• _Direction_
Without the pictures, output the records below word for word.

[START OF Material to process]

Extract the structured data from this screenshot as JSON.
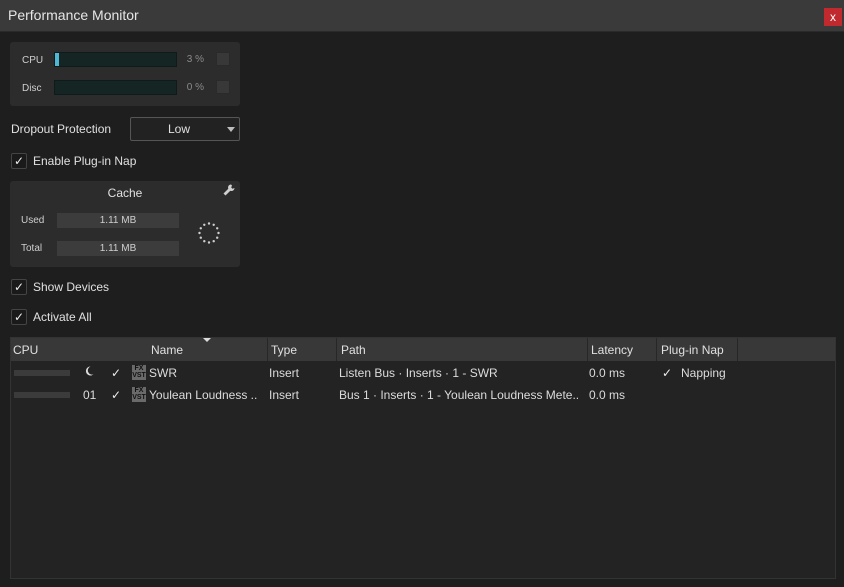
{
  "window": {
    "title": "Performance Monitor",
    "close_label": "x"
  },
  "meters": {
    "cpu": {
      "label": "CPU",
      "value_text": "3 %",
      "level": 0.03
    },
    "disc": {
      "label": "Disc",
      "value_text": "0 %",
      "level": 0.0
    }
  },
  "dropout": {
    "label": "Dropout Protection",
    "value": "Low"
  },
  "plugin_nap": {
    "label": "Enable Plug-in Nap",
    "checked": true
  },
  "cache": {
    "title": "Cache",
    "used_label": "Used",
    "used_value": "1.11 MB",
    "total_label": "Total",
    "total_value": "1.11 MB"
  },
  "show_devices": {
    "label": "Show Devices",
    "checked": true
  },
  "activate_all": {
    "label": "Activate All",
    "checked": true
  },
  "table": {
    "headers": {
      "cpu": "CPU",
      "name": "Name",
      "type": "Type",
      "path": "Path",
      "latency": "Latency",
      "nap": "Plug-in Nap"
    },
    "rows": [
      {
        "cpu_level": 0.0,
        "cpu_text": "",
        "moon": true,
        "active": true,
        "badge": "FX",
        "badge_sub": "VST",
        "name": "SWR",
        "type": "Insert",
        "path": "Listen Bus · Inserts · 1 - SWR",
        "latency": "0.0 ms",
        "nap": "Napping",
        "nap_checked": true
      },
      {
        "cpu_level": 0.0,
        "cpu_text": "01",
        "moon": false,
        "active": true,
        "badge": "FX",
        "badge_sub": "VST",
        "name": "Youlean Loudness ..",
        "type": "Insert",
        "path": "Bus 1 · Inserts · 1 - Youlean Loudness Mete..",
        "latency": "0.0 ms",
        "nap": "",
        "nap_checked": false
      }
    ]
  }
}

[END OF Material to process]

• _The reply_
Extract the structured data from this screenshot as JSON.
{
  "window": {
    "title": "Performance Monitor",
    "close_label": "x"
  },
  "meters": {
    "cpu": {
      "label": "CPU",
      "value_text": "3 %",
      "level": 0.03
    },
    "disc": {
      "label": "Disc",
      "value_text": "0 %",
      "level": 0.0
    }
  },
  "dropout": {
    "label": "Dropout Protection",
    "value": "Low"
  },
  "plugin_nap": {
    "label": "Enable Plug-in Nap",
    "checked": true
  },
  "cache": {
    "title": "Cache",
    "used_label": "Used",
    "used_value": "1.11 MB",
    "total_label": "Total",
    "total_value": "1.11 MB"
  },
  "show_devices": {
    "label": "Show Devices",
    "checked": true
  },
  "activate_all": {
    "label": "Activate All",
    "checked": true
  },
  "table": {
    "headers": {
      "cpu": "CPU",
      "name": "Name",
      "type": "Type",
      "path": "Path",
      "latency": "Latency",
      "nap": "Plug-in Nap"
    },
    "rows": [
      {
        "cpu_level": 0.0,
        "cpu_text": "",
        "moon": true,
        "active": true,
        "badge": "FX",
        "badge_sub": "VST",
        "name": "SWR",
        "type": "Insert",
        "path": "Listen Bus · Inserts · 1 - SWR",
        "latency": "0.0 ms",
        "nap": "Napping",
        "nap_checked": true
      },
      {
        "cpu_level": 0.0,
        "cpu_text": "01",
        "moon": false,
        "active": true,
        "badge": "FX",
        "badge_sub": "VST",
        "name": "Youlean Loudness ..",
        "type": "Insert",
        "path": "Bus 1 · Inserts · 1 - Youlean Loudness Mete..",
        "latency": "0.0 ms",
        "nap": "",
        "nap_checked": false
      }
    ]
  }
}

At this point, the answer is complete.